### TASK PROMPT
Do not copy the pictures; transcribe all other material exactly.

### PROVIDED DATA
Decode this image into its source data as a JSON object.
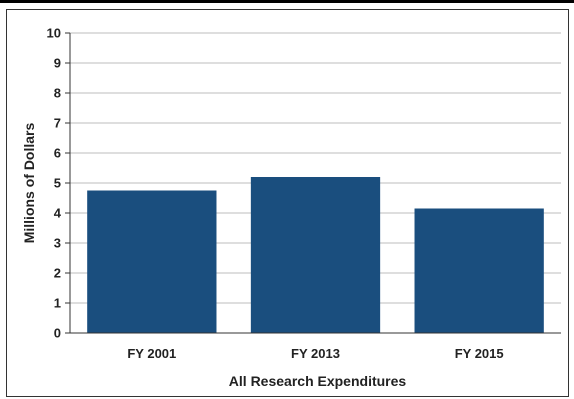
{
  "chart_data": {
    "type": "bar",
    "categories": [
      "FY 2001",
      "FY 2013",
      "FY 2015"
    ],
    "values": [
      4.75,
      5.2,
      4.15
    ],
    "xlabel": "All Research Expenditures",
    "ylabel": "Millions of Dollars",
    "ylim": [
      0,
      10
    ],
    "yticks": [
      0,
      1,
      2,
      3,
      4,
      5,
      6,
      7,
      8,
      9,
      10
    ],
    "grid": true,
    "bar_color": "#1a4e7e",
    "grid_color": "#bdbdbd"
  }
}
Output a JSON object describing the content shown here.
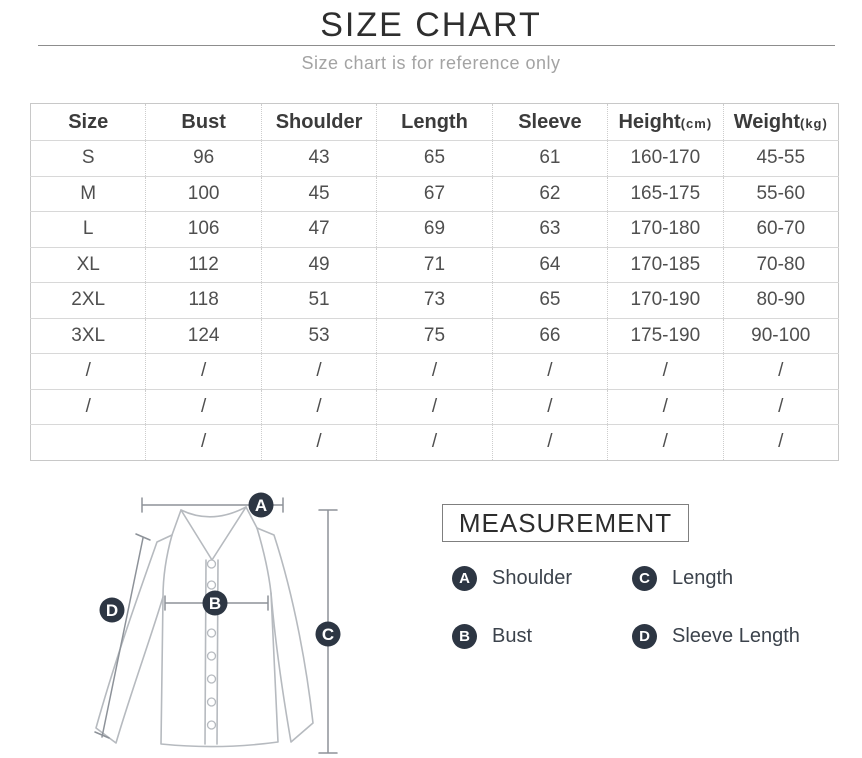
{
  "page": {
    "title": "SIZE CHART",
    "subtitle": "Size chart is for reference only"
  },
  "table": {
    "headers": [
      {
        "label": "Size",
        "unit": ""
      },
      {
        "label": "Bust",
        "unit": ""
      },
      {
        "label": "Shoulder",
        "unit": ""
      },
      {
        "label": "Length",
        "unit": ""
      },
      {
        "label": "Sleeve",
        "unit": ""
      },
      {
        "label": "Height",
        "unit": "(cm)"
      },
      {
        "label": "Weight",
        "unit": "(kg)"
      }
    ],
    "rows": [
      [
        "S",
        "96",
        "43",
        "65",
        "61",
        "160-170",
        "45-55"
      ],
      [
        "M",
        "100",
        "45",
        "67",
        "62",
        "165-175",
        "55-60"
      ],
      [
        "L",
        "106",
        "47",
        "69",
        "63",
        "170-180",
        "60-70"
      ],
      [
        "XL",
        "112",
        "49",
        "71",
        "64",
        "170-185",
        "70-80"
      ],
      [
        "2XL",
        "118",
        "51",
        "73",
        "65",
        "170-190",
        "80-90"
      ],
      [
        "3XL",
        "124",
        "53",
        "75",
        "66",
        "175-190",
        "90-100"
      ],
      [
        "/",
        "/",
        "/",
        "/",
        "/",
        "/",
        "/"
      ],
      [
        "/",
        "/",
        "/",
        "/",
        "/",
        "/",
        "/"
      ],
      [
        "",
        "/",
        "/",
        "/",
        "/",
        "/",
        "/"
      ]
    ]
  },
  "measurement": {
    "box_title": "MEASUREMENT",
    "markers": {
      "A": "A",
      "B": "B",
      "C": "C",
      "D": "D"
    },
    "legend": [
      {
        "key": "A",
        "label": "Shoulder"
      },
      {
        "key": "C",
        "label": "Length"
      },
      {
        "key": "B",
        "label": "Bust"
      },
      {
        "key": "D",
        "label": "Sleeve Length"
      }
    ]
  },
  "colors": {
    "marker_circle": "#2d3643",
    "table_border": "#c8c8c8",
    "subtitle_text": "#a3a3a3",
    "shirt_outline": "#b6babf"
  }
}
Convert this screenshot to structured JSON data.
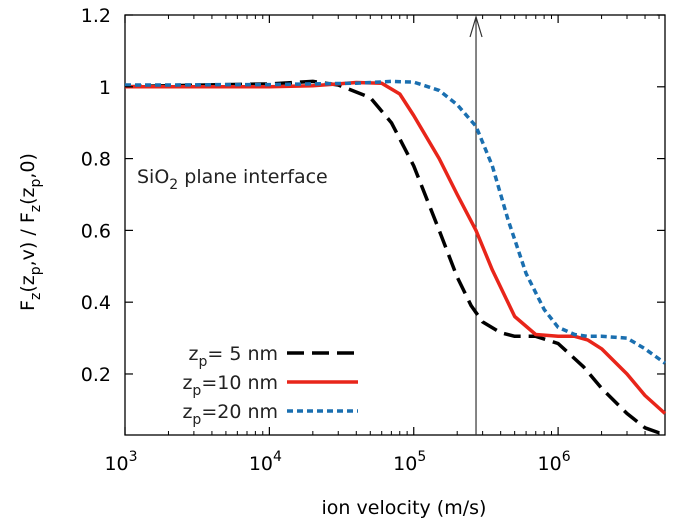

### RESULT
Decode this image into its source data as a JSON object.
{
  "chart_data": {
    "type": "bar",
    "categories": [
      "FY 2001",
      "FY 2013",
      "FY 2015"
    ],
    "values": [
      4.75,
      5.2,
      4.15
    ],
    "xlabel": "All Research Expenditures",
    "ylabel": "Millions of Dollars",
    "ylim": [
      0,
      10
    ],
    "yticks": [
      0,
      1,
      2,
      3,
      4,
      5,
      6,
      7,
      8,
      9,
      10
    ],
    "grid": true,
    "bar_color": "#1a4e7e",
    "grid_color": "#bdbdbd"
  }
}
Output a JSON object describing the content shown here.
{
  "page": {
    "title": "SIZE CHART",
    "subtitle": "Size chart is for reference only"
  },
  "table": {
    "headers": [
      {
        "label": "Size",
        "unit": ""
      },
      {
        "label": "Bust",
        "unit": ""
      },
      {
        "label": "Shoulder",
        "unit": ""
      },
      {
        "label": "Length",
        "unit": ""
      },
      {
        "label": "Sleeve",
        "unit": ""
      },
      {
        "label": "Height",
        "unit": "(cm)"
      },
      {
        "label": "Weight",
        "unit": "(kg)"
      }
    ],
    "rows": [
      [
        "S",
        "96",
        "43",
        "65",
        "61",
        "160-170",
        "45-55"
      ],
      [
        "M",
        "100",
        "45",
        "67",
        "62",
        "165-175",
        "55-60"
      ],
      [
        "L",
        "106",
        "47",
        "69",
        "63",
        "170-180",
        "60-70"
      ],
      [
        "XL",
        "112",
        "49",
        "71",
        "64",
        "170-185",
        "70-80"
      ],
      [
        "2XL",
        "118",
        "51",
        "73",
        "65",
        "170-190",
        "80-90"
      ],
      [
        "3XL",
        "124",
        "53",
        "75",
        "66",
        "175-190",
        "90-100"
      ],
      [
        "/",
        "/",
        "/",
        "/",
        "/",
        "/",
        "/"
      ],
      [
        "/",
        "/",
        "/",
        "/",
        "/",
        "/",
        "/"
      ],
      [
        "",
        "/",
        "/",
        "/",
        "/",
        "/",
        "/"
      ]
    ]
  },
  "measurement": {
    "box_title": "MEASUREMENT",
    "markers": {
      "A": "A",
      "B": "B",
      "C": "C",
      "D": "D"
    },
    "legend": [
      {
        "key": "A",
        "label": "Shoulder"
      },
      {
        "key": "C",
        "label": "Length"
      },
      {
        "key": "B",
        "label": "Bust"
      },
      {
        "key": "D",
        "label": "Sleeve Length"
      }
    ]
  },
  "colors": {
    "marker_circle": "#2d3643",
    "table_border": "#c8c8c8",
    "subtitle_text": "#a3a3a3",
    "shirt_outline": "#b6babf"
  }
}
Convert this screenshot to structured JSON data.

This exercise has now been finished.